**EXERCISE INSTRUCTIONS**: Reply only with how many lines contain the word "fill".

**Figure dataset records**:
________________

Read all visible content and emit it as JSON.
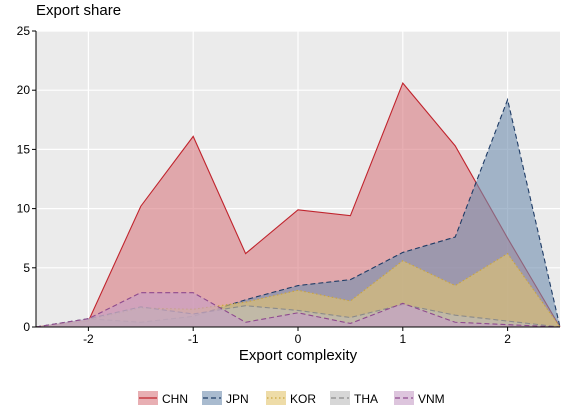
{
  "chart_data": {
    "type": "area",
    "ylabel": "Export share",
    "xlabel": "Export complexity",
    "xlim": [
      -2.5,
      2.5
    ],
    "ylim": [
      0,
      25
    ],
    "x_ticks": [
      -2,
      -1,
      0,
      1,
      2
    ],
    "y_ticks": [
      0,
      5,
      10,
      15,
      20,
      25
    ],
    "x_tick_labels": [
      "-2",
      "-1",
      "0",
      "1",
      "2"
    ],
    "y_tick_labels": [
      "0",
      "5",
      "10",
      "15",
      "20",
      "25"
    ],
    "grid": true,
    "legend_position": "bottom",
    "x": [
      -2.5,
      -2,
      -1.5,
      -1,
      -0.5,
      0,
      0.5,
      1,
      1.5,
      2,
      2.5
    ],
    "series": [
      {
        "name": "CHN",
        "values": [
          0,
          0.5,
          10.2,
          16.1,
          6.2,
          9.9,
          9.4,
          20.6,
          15.3,
          7.5,
          0
        ],
        "fill": "#D97A80",
        "stroke": "#C0242D",
        "dash": "solid"
      },
      {
        "name": "JPN",
        "values": [
          0,
          0.7,
          0.4,
          0.9,
          2.3,
          3.5,
          4.0,
          6.3,
          7.6,
          19.2,
          0
        ],
        "fill": "#6F8DAF",
        "stroke": "#1F3C66",
        "dash": "dashed"
      },
      {
        "name": "KOR",
        "values": [
          0,
          0.6,
          1.6,
          1.5,
          2.1,
          3.1,
          2.2,
          5.6,
          3.5,
          6.2,
          0
        ],
        "fill": "#E3C46E",
        "stroke": "#C9A43C",
        "dash": "dotted"
      },
      {
        "name": "THA",
        "values": [
          0,
          0.7,
          1.7,
          1.1,
          1.8,
          1.4,
          0.8,
          1.9,
          1.0,
          0.5,
          0
        ],
        "fill": "#BDBDBD",
        "stroke": "#8A8A8A",
        "dash": "dashed"
      },
      {
        "name": "VNM",
        "values": [
          0,
          0.7,
          2.9,
          2.9,
          0.4,
          1.2,
          0.3,
          2.0,
          0.4,
          0.2,
          0
        ],
        "fill": "#C79FC7",
        "stroke": "#8E4A8E",
        "dash": "dashed"
      }
    ]
  }
}
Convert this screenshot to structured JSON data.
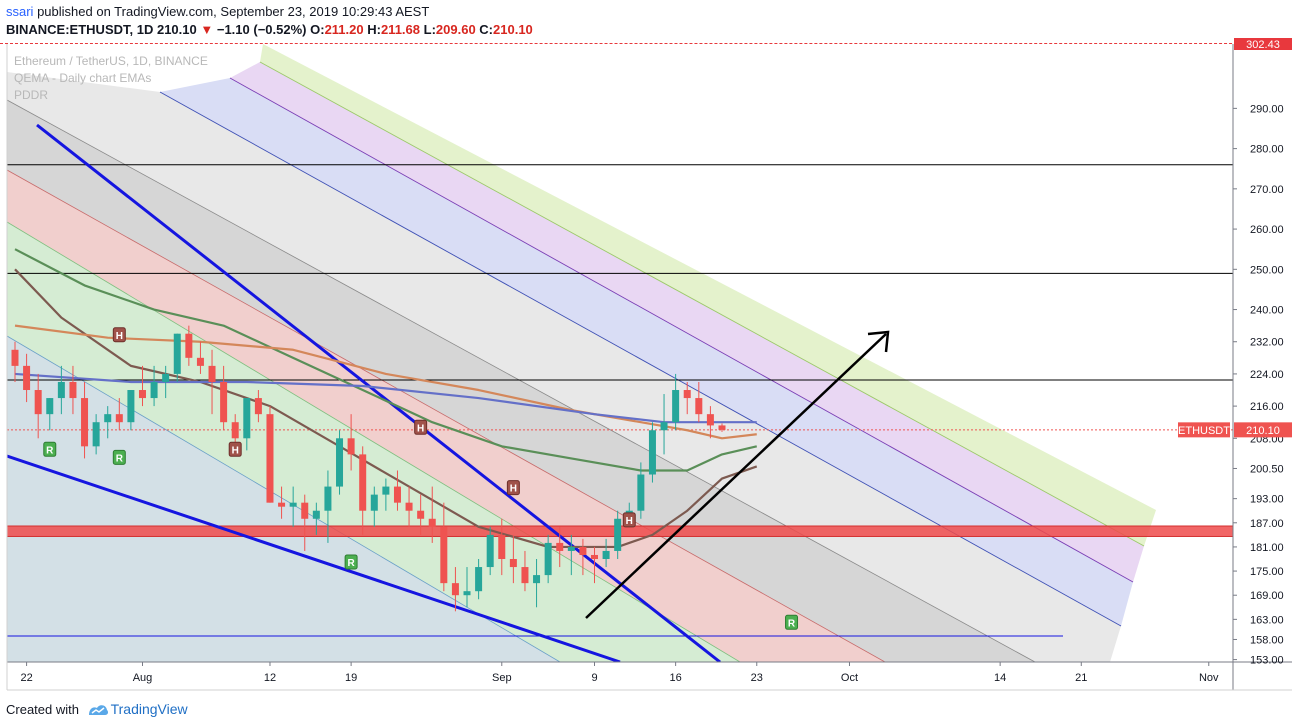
{
  "header": {
    "user": "ssari",
    "published": "published on TradingView.com, September 23, 2019 10:29:43 AEST",
    "symbol": "BINANCE:ETHUSDT, 1D",
    "last": "210.10",
    "change": "−1.10 (−0.52%)",
    "o_label": "O:",
    "o": "211.20",
    "h_label": "H:",
    "h": "211.68",
    "l_label": "L:",
    "l": "209.60",
    "c_label": "C:",
    "c": "210.10"
  },
  "legend": {
    "line1": "Ethereum / TetherUS, 1D, BINANCE",
    "line2": "QEMA - Daily chart EMAs",
    "line3": "PDDR"
  },
  "price_tag": {
    "label": "ETHUSDT",
    "value": "210.10"
  },
  "top_tag": "302.43",
  "footer": {
    "created": "Created with",
    "brand": "TradingView"
  },
  "colors": {
    "up": "#26a69a",
    "down": "#ef5350",
    "blue_line": "#1515e0"
  },
  "chart_data": {
    "type": "candlestick",
    "ylim": [
      152.4,
      306
    ],
    "y_ticks": [
      153,
      158,
      163,
      169,
      175,
      181,
      187,
      193,
      200.5,
      208,
      216,
      224,
      232,
      240,
      250,
      260,
      270,
      280,
      290,
      302.43
    ],
    "y_tick_labels": [
      "153.00",
      "158.00",
      "163.00",
      "169.00",
      "175.00",
      "181.00",
      "187.00",
      "193.00",
      "200.50",
      "208.00",
      "216.00",
      "224.00",
      "232.00",
      "240.00",
      "250.00",
      "260.00",
      "270.00",
      "280.00",
      "290.00",
      "302.43"
    ],
    "x_ticks": [
      {
        "idx": 1,
        "label": "22"
      },
      {
        "idx": 11,
        "label": "Aug"
      },
      {
        "idx": 22,
        "label": "12"
      },
      {
        "idx": 29,
        "label": "19"
      },
      {
        "idx": 42,
        "label": "Sep"
      },
      {
        "idx": 50,
        "label": "9"
      },
      {
        "idx": 57,
        "label": "16"
      },
      {
        "idx": 64,
        "label": "23"
      },
      {
        "idx": 72,
        "label": "Oct"
      },
      {
        "idx": 85,
        "label": "14"
      },
      {
        "idx": 92,
        "label": "21"
      },
      {
        "idx": 103,
        "label": "Nov"
      }
    ],
    "candles": [
      [
        230,
        232,
        222,
        226
      ],
      [
        226,
        229,
        217,
        220
      ],
      [
        220,
        224,
        208,
        214
      ],
      [
        214,
        218,
        210,
        218
      ],
      [
        218,
        226,
        214,
        222
      ],
      [
        222,
        226,
        214,
        218
      ],
      [
        218,
        222,
        203,
        206
      ],
      [
        206,
        214,
        204,
        212
      ],
      [
        212,
        216,
        208,
        214
      ],
      [
        214,
        218,
        210,
        212
      ],
      [
        212,
        220,
        210,
        220
      ],
      [
        220,
        226,
        216,
        218
      ],
      [
        218,
        226,
        216,
        222
      ],
      [
        222,
        226,
        218,
        224
      ],
      [
        224,
        234,
        222,
        234
      ],
      [
        234,
        236,
        226,
        228
      ],
      [
        228,
        232,
        224,
        226
      ],
      [
        226,
        230,
        214,
        222
      ],
      [
        222,
        226,
        210,
        212
      ],
      [
        212,
        214,
        206,
        208
      ],
      [
        208,
        218,
        205,
        218
      ],
      [
        218,
        220,
        212,
        214
      ],
      [
        214,
        216,
        192,
        192
      ],
      [
        192,
        196,
        188,
        191
      ],
      [
        191,
        196,
        186,
        192
      ],
      [
        192,
        194,
        180,
        188
      ],
      [
        188,
        192,
        184,
        190
      ],
      [
        190,
        200,
        182,
        196
      ],
      [
        196,
        210,
        194,
        208
      ],
      [
        208,
        214,
        200,
        204
      ],
      [
        204,
        206,
        184,
        190
      ],
      [
        190,
        196,
        186,
        194
      ],
      [
        194,
        198,
        190,
        196
      ],
      [
        196,
        200,
        190,
        192
      ],
      [
        192,
        196,
        186,
        190
      ],
      [
        190,
        194,
        184,
        188
      ],
      [
        188,
        196,
        182,
        186
      ],
      [
        186,
        192,
        170,
        172
      ],
      [
        172,
        176,
        165,
        169
      ],
      [
        169,
        176,
        166,
        170
      ],
      [
        170,
        178,
        168,
        176
      ],
      [
        176,
        186,
        174,
        184
      ],
      [
        184,
        188,
        174,
        178
      ],
      [
        178,
        184,
        172,
        176
      ],
      [
        176,
        180,
        170,
        172
      ],
      [
        172,
        178,
        166,
        174
      ],
      [
        174,
        184,
        172,
        182
      ],
      [
        182,
        186,
        176,
        180
      ],
      [
        180,
        184,
        174,
        181
      ],
      [
        181,
        183,
        174,
        179
      ],
      [
        179,
        181,
        172,
        178
      ],
      [
        178,
        183,
        176,
        180
      ],
      [
        180,
        190,
        178,
        188
      ],
      [
        188,
        192,
        186,
        190
      ],
      [
        190,
        202,
        188,
        199
      ],
      [
        199,
        212,
        197,
        210
      ],
      [
        210,
        219,
        204,
        212
      ],
      [
        212,
        224,
        210,
        220
      ],
      [
        220,
        222,
        214,
        218
      ],
      [
        218,
        222,
        212,
        214
      ],
      [
        214,
        216,
        208,
        211.2
      ],
      [
        211.2,
        211.68,
        209.6,
        210.1
      ]
    ],
    "lines": [
      {
        "name": "QEMA short",
        "color": "#7d5a50",
        "values": [
          [
            0,
            250
          ],
          [
            4,
            238
          ],
          [
            10,
            226
          ],
          [
            16,
            222
          ],
          [
            22,
            216
          ],
          [
            28,
            206
          ],
          [
            34,
            196
          ],
          [
            40,
            186
          ],
          [
            46,
            181
          ],
          [
            52,
            181
          ],
          [
            55,
            184
          ],
          [
            58,
            190
          ],
          [
            61,
            198
          ],
          [
            64,
            201
          ]
        ]
      },
      {
        "name": "QEMA medium",
        "color": "#5a8f58",
        "values": [
          [
            0,
            255
          ],
          [
            6,
            246
          ],
          [
            12,
            240
          ],
          [
            18,
            236
          ],
          [
            24,
            228
          ],
          [
            30,
            220
          ],
          [
            36,
            212
          ],
          [
            42,
            206
          ],
          [
            48,
            203
          ],
          [
            54,
            200
          ],
          [
            58,
            200
          ],
          [
            61,
            204
          ],
          [
            64,
            206
          ]
        ]
      },
      {
        "name": "QEMA long",
        "color": "#d4875a",
        "values": [
          [
            0,
            236
          ],
          [
            8,
            233
          ],
          [
            16,
            232
          ],
          [
            24,
            230
          ],
          [
            32,
            224
          ],
          [
            40,
            220
          ],
          [
            48,
            215
          ],
          [
            54,
            212
          ],
          [
            58,
            210
          ],
          [
            61,
            208
          ],
          [
            64,
            209
          ]
        ]
      },
      {
        "name": "QEMA longest",
        "color": "#6470c8",
        "values": [
          [
            0,
            224
          ],
          [
            10,
            222
          ],
          [
            20,
            222
          ],
          [
            30,
            221
          ],
          [
            40,
            218
          ],
          [
            50,
            214
          ],
          [
            56,
            212
          ],
          [
            60,
            212
          ],
          [
            64,
            212
          ]
        ]
      }
    ],
    "markers": [
      {
        "idx": 3,
        "price": 208,
        "text": "R",
        "pos": "below"
      },
      {
        "idx": 9,
        "price": 206,
        "text": "R",
        "pos": "below"
      },
      {
        "idx": 9,
        "price": 231,
        "text": "H",
        "pos": "above"
      },
      {
        "idx": 19,
        "price": 208,
        "text": "H",
        "pos": "below"
      },
      {
        "idx": 29,
        "price": 180,
        "text": "R",
        "pos": "below"
      },
      {
        "idx": 35,
        "price": 208,
        "text": "H",
        "pos": "above"
      },
      {
        "idx": 43,
        "price": 193,
        "text": "H",
        "pos": "above"
      },
      {
        "idx": 53,
        "price": 185,
        "text": "H",
        "pos": "above"
      },
      {
        "idx": 67,
        "price": 165,
        "text": "R",
        "pos": "below"
      }
    ],
    "hlines": [
      276,
      249,
      222.5
    ],
    "zone": [
      183.6,
      186.2
    ],
    "grid": false
  }
}
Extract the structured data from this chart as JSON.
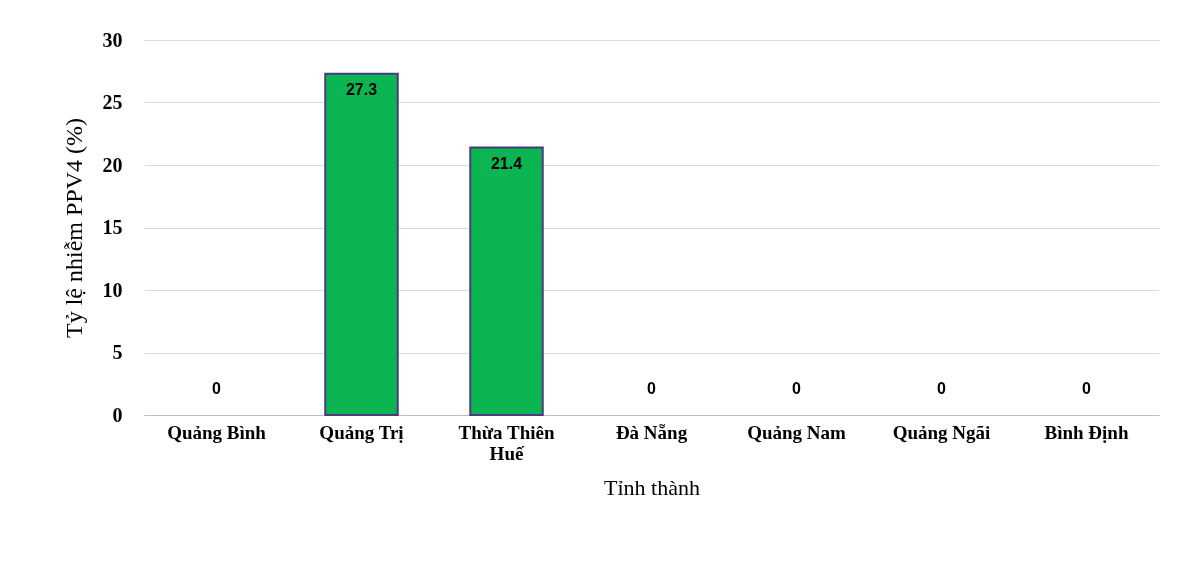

________________

**THE SOLUTION**: 5